==== DATA ENTRIES ====

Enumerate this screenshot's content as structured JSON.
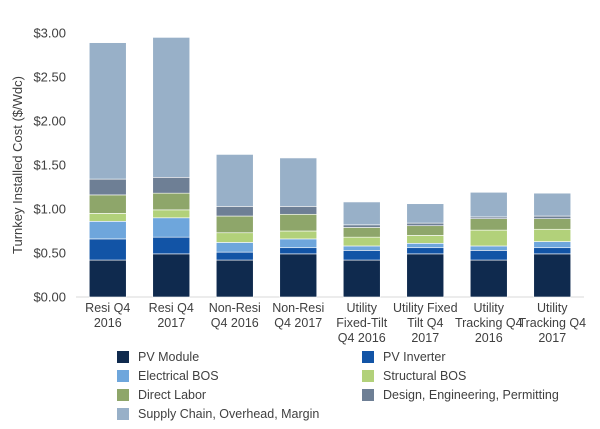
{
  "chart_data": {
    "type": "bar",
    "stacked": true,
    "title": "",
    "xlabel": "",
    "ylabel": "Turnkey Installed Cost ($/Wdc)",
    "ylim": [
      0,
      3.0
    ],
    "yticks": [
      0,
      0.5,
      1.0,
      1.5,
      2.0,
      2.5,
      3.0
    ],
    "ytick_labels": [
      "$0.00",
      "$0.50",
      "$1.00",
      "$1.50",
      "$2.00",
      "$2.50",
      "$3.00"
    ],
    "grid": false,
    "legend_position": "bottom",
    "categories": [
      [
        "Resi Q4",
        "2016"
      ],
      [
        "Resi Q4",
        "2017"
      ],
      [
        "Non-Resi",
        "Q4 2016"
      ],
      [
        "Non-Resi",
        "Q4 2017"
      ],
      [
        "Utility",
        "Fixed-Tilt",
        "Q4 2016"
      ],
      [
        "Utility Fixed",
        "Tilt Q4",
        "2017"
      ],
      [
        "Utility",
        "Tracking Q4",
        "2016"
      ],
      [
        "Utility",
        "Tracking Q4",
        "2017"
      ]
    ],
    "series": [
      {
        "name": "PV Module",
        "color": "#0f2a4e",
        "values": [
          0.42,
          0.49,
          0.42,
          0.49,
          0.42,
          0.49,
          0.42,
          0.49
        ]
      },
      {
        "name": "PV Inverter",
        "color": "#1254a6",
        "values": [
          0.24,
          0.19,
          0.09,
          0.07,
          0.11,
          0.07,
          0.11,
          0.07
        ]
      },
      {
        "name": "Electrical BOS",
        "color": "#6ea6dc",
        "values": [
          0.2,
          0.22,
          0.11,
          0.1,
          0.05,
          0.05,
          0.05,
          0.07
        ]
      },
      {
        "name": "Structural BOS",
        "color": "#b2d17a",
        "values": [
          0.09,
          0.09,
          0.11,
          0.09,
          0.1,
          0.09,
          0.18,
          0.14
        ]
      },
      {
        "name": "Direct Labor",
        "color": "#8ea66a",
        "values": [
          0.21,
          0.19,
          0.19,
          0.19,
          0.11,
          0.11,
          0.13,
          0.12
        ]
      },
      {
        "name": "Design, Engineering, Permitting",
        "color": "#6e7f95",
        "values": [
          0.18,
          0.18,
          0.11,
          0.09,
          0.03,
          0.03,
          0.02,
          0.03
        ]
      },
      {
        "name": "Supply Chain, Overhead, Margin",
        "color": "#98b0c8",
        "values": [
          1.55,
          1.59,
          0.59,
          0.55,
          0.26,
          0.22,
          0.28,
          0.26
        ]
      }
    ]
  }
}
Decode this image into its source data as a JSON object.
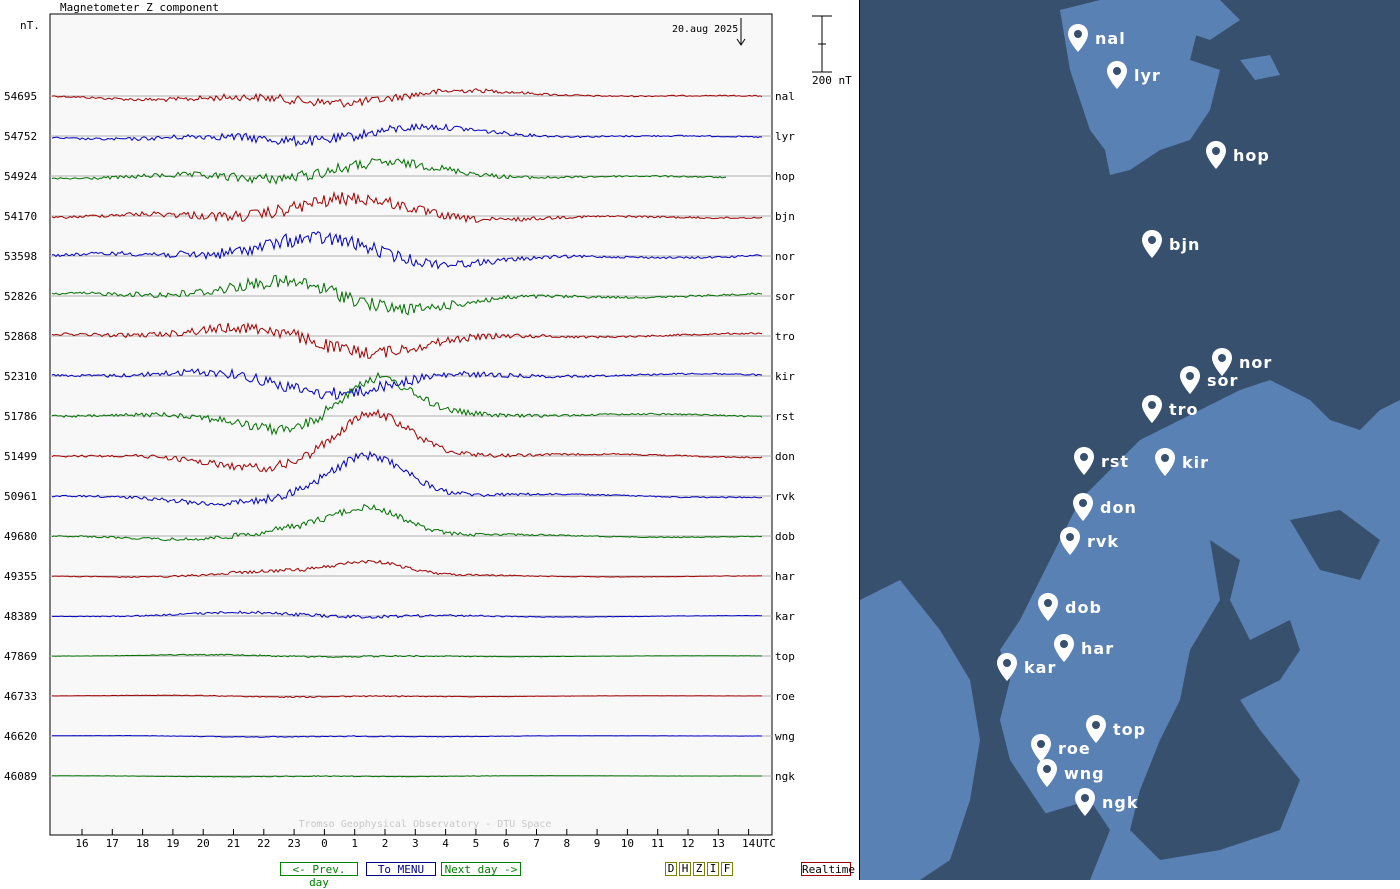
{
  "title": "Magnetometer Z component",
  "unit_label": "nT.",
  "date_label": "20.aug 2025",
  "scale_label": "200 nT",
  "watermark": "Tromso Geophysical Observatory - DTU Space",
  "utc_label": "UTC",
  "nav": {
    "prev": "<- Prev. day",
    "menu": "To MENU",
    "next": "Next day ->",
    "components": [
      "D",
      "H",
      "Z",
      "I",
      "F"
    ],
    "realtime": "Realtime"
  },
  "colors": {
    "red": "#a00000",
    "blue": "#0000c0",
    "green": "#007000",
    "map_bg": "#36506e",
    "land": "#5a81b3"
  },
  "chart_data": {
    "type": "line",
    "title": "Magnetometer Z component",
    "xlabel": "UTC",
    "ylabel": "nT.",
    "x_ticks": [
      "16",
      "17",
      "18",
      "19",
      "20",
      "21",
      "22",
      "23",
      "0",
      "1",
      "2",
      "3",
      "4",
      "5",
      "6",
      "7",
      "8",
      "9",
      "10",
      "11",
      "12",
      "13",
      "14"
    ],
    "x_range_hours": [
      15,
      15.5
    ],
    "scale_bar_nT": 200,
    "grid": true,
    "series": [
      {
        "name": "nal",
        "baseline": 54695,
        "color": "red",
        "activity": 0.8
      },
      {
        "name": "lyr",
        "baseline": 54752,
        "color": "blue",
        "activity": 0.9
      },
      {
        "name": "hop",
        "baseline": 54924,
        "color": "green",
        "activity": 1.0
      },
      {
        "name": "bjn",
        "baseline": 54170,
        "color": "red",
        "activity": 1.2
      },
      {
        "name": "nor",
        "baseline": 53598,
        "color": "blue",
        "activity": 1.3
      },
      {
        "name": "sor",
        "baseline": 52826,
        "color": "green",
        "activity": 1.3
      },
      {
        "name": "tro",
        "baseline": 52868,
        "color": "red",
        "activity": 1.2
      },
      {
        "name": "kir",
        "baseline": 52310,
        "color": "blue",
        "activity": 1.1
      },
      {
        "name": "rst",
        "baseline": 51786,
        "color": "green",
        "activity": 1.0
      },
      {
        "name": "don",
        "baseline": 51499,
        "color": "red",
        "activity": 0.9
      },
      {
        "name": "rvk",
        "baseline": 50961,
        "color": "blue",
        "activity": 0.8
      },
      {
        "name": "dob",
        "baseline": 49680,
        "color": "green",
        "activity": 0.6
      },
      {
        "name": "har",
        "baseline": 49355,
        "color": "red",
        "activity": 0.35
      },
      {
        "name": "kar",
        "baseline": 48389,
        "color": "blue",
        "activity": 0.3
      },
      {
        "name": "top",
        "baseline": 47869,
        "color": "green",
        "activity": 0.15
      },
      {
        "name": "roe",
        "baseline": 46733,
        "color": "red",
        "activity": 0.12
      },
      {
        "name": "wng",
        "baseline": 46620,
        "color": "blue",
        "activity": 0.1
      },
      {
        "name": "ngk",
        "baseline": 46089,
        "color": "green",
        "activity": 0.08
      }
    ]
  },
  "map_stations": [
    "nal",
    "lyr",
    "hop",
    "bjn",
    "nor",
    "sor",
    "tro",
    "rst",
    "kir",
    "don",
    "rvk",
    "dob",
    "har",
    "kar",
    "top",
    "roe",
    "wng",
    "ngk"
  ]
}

====
==== DATA ENTRIES ====

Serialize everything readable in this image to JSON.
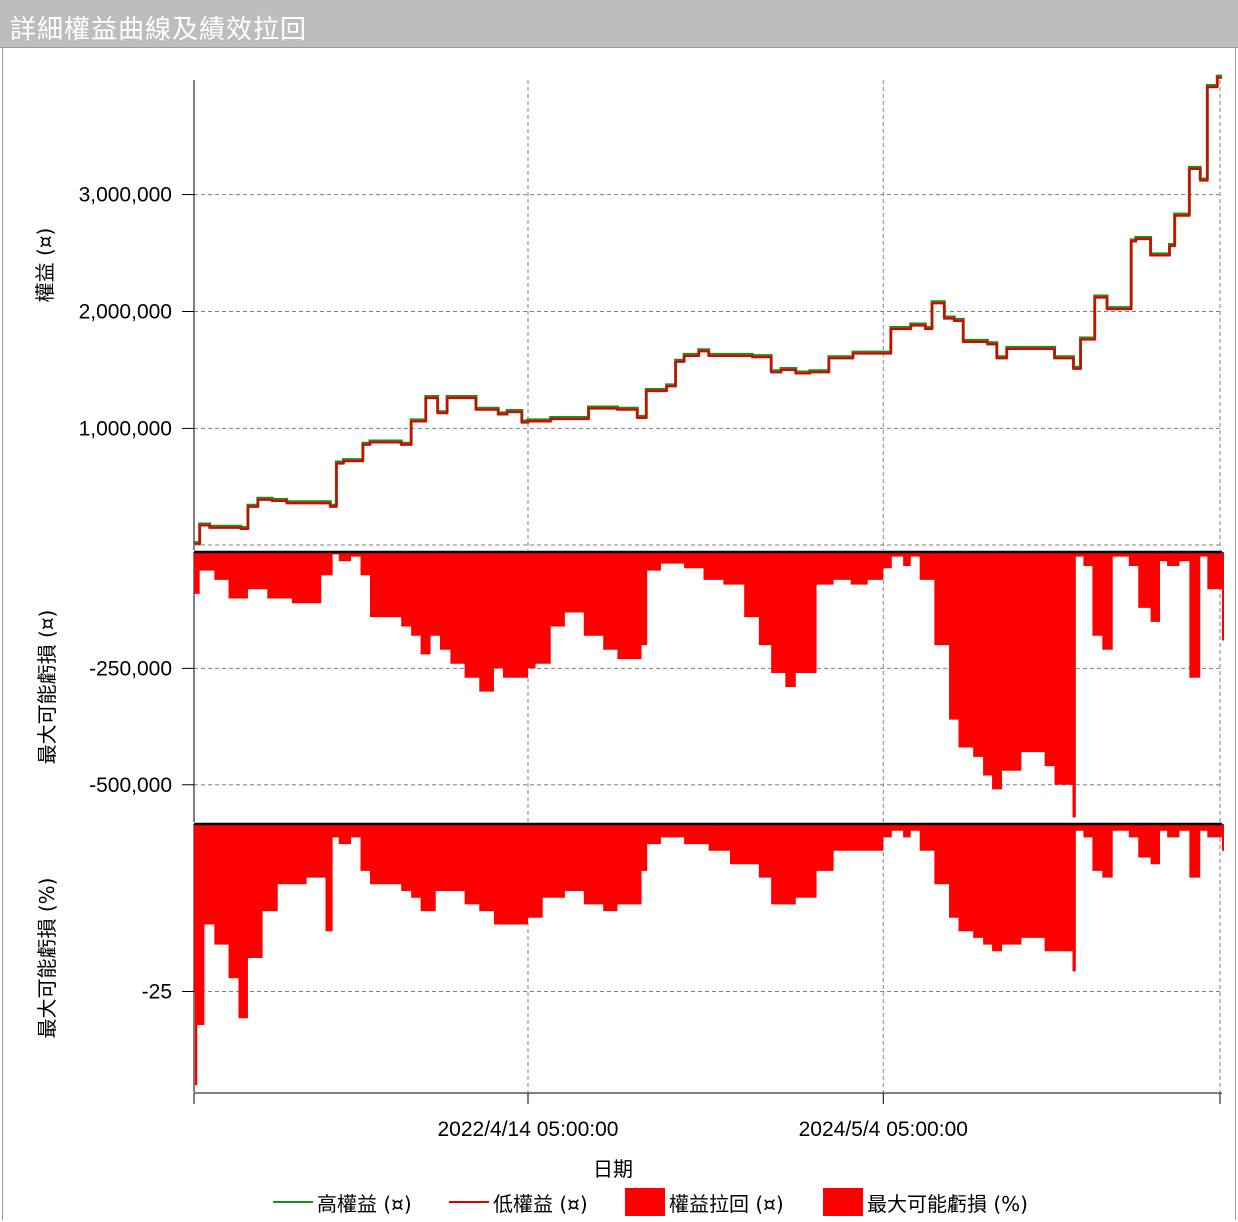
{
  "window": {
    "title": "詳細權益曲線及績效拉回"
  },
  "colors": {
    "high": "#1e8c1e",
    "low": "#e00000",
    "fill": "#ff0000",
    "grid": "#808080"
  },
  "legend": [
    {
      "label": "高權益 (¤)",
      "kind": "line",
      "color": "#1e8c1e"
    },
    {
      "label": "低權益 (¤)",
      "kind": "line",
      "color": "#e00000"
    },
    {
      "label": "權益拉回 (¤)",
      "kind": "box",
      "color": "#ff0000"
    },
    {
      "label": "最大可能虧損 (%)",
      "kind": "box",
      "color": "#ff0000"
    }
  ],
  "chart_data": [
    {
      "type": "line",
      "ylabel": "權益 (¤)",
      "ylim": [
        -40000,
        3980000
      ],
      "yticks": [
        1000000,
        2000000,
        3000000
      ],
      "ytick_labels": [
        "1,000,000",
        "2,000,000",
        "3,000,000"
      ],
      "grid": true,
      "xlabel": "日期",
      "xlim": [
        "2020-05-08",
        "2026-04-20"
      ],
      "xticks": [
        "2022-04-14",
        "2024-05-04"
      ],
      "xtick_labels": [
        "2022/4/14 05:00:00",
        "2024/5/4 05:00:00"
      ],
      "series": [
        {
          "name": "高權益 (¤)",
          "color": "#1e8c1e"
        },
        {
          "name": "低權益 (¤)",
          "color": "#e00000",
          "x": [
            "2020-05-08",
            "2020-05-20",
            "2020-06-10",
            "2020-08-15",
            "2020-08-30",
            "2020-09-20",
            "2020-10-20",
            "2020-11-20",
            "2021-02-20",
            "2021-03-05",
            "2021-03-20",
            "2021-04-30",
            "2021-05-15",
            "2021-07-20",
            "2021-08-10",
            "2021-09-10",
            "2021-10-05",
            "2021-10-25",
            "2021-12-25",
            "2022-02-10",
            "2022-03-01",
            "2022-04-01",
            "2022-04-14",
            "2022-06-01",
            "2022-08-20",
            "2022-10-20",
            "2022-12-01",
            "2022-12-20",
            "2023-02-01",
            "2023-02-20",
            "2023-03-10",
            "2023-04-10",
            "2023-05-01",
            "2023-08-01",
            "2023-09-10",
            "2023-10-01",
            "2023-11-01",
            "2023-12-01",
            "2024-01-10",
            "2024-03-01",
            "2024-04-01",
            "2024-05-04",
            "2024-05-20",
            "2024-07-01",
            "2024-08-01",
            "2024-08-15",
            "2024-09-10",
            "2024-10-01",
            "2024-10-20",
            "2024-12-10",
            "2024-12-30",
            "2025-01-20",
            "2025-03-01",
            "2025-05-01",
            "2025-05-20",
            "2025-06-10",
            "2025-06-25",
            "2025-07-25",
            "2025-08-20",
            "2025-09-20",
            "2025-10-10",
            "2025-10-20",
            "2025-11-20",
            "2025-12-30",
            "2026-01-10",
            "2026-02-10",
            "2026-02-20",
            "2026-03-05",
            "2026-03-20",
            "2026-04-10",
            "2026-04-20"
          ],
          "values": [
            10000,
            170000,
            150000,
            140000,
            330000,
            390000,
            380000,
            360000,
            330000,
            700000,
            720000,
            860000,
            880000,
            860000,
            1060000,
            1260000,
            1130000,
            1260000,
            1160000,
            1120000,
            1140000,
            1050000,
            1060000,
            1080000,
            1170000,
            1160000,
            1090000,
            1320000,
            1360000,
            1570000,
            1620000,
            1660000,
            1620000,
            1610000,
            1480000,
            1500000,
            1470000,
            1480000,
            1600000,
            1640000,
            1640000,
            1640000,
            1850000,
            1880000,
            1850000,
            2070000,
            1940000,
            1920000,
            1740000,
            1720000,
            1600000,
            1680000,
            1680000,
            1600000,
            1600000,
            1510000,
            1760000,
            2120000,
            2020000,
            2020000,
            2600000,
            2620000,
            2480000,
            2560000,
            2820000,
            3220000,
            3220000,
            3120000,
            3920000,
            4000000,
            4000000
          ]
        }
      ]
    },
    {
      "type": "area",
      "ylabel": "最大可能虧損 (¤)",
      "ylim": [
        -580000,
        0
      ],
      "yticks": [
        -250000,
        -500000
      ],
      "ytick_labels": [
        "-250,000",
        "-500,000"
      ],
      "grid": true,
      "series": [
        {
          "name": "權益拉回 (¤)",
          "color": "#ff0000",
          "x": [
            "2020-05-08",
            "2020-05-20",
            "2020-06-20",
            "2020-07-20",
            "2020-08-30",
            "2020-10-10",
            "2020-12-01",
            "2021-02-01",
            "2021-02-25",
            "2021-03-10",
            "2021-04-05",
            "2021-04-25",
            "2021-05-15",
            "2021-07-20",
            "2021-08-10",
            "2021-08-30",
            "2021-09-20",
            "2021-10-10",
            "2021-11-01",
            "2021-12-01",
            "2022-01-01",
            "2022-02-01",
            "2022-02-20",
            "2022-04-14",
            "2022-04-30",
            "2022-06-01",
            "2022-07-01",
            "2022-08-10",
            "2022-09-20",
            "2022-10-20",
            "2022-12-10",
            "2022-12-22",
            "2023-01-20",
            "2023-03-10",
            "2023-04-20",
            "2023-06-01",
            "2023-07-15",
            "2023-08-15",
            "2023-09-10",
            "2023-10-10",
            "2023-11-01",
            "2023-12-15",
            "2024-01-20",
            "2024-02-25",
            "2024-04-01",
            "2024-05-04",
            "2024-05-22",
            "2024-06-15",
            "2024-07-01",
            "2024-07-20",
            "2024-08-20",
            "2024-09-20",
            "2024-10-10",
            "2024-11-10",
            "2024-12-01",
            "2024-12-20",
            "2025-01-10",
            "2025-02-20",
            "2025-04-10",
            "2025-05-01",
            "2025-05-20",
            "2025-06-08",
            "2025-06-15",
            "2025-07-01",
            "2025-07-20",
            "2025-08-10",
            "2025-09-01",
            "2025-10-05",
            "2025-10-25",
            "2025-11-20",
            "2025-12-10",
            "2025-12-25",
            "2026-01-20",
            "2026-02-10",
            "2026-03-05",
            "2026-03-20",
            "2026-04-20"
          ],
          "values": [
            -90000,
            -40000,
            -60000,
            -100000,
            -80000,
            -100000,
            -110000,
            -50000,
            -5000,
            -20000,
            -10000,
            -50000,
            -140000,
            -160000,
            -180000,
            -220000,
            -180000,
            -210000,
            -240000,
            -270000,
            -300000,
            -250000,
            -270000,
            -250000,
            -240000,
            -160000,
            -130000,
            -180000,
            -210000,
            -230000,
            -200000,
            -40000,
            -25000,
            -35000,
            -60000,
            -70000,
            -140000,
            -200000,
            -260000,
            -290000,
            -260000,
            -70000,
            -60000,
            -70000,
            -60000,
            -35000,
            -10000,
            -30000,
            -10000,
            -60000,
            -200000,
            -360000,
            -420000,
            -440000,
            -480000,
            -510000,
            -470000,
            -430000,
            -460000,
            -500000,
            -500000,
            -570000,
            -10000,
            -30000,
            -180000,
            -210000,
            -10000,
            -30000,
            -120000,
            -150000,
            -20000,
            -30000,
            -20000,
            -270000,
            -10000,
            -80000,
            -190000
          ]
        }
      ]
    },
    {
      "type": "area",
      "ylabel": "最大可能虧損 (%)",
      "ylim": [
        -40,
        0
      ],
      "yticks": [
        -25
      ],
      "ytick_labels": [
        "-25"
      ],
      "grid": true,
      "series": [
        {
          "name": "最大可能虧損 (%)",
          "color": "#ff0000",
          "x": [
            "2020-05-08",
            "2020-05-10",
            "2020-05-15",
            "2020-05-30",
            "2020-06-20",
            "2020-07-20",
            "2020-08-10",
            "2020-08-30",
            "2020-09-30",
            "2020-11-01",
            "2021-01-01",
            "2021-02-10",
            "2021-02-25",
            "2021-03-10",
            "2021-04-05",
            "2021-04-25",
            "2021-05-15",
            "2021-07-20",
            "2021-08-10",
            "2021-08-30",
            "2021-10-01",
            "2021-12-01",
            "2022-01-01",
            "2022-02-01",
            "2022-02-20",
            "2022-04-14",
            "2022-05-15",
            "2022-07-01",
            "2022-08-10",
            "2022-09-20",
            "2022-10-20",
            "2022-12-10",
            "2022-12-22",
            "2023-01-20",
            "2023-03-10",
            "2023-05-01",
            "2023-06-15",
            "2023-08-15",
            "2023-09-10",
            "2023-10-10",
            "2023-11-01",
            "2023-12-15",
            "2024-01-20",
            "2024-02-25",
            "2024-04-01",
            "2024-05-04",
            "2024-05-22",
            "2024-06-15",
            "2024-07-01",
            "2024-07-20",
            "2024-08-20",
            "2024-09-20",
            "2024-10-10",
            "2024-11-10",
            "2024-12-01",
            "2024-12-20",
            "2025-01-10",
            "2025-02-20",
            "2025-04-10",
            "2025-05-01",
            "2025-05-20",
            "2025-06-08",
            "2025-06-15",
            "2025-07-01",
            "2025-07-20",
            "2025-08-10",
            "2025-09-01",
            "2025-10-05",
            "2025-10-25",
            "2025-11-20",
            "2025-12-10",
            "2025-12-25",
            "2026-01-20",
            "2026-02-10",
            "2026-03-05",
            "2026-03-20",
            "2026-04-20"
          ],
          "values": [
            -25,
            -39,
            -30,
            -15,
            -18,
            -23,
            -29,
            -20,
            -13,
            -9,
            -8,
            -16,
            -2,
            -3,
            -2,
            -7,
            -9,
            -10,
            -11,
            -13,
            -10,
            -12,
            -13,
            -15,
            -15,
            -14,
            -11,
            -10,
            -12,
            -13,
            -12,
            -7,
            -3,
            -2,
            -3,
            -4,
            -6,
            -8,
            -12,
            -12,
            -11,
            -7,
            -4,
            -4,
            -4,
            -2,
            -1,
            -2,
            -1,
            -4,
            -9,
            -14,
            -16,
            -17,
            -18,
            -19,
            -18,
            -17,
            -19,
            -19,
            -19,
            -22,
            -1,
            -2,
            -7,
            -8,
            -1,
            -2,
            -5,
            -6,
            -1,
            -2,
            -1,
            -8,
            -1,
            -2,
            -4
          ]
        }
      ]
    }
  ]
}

====
==== DATA ENTRIES ====

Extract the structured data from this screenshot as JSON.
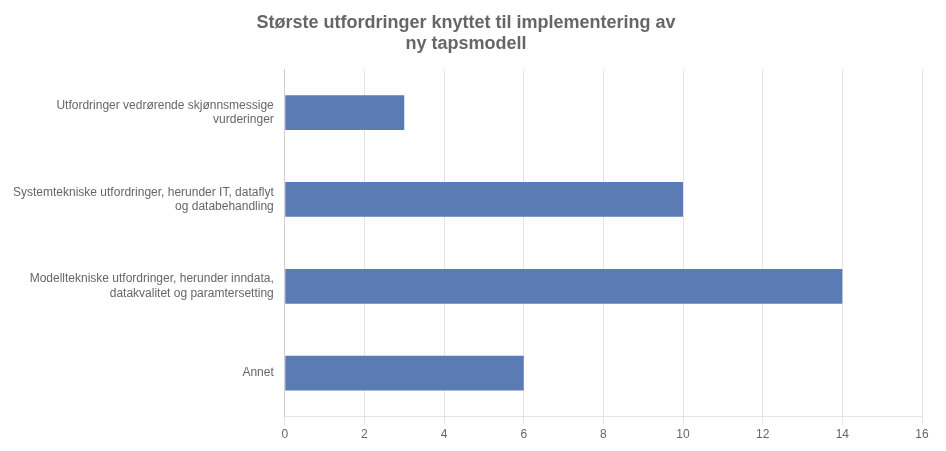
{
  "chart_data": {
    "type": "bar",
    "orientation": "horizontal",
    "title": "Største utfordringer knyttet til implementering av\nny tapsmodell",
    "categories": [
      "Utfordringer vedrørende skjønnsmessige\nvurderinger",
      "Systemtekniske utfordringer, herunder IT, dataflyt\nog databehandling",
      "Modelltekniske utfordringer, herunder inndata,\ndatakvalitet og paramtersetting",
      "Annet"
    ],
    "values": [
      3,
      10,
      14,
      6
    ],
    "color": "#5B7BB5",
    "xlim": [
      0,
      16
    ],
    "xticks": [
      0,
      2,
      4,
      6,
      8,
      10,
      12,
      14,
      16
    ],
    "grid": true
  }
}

====

**WHAT YOU SHOULD DO**
Each line in the material either holds the string "this" or does not. State how many do, and nothing else.

**EXERCISE RESULT**
4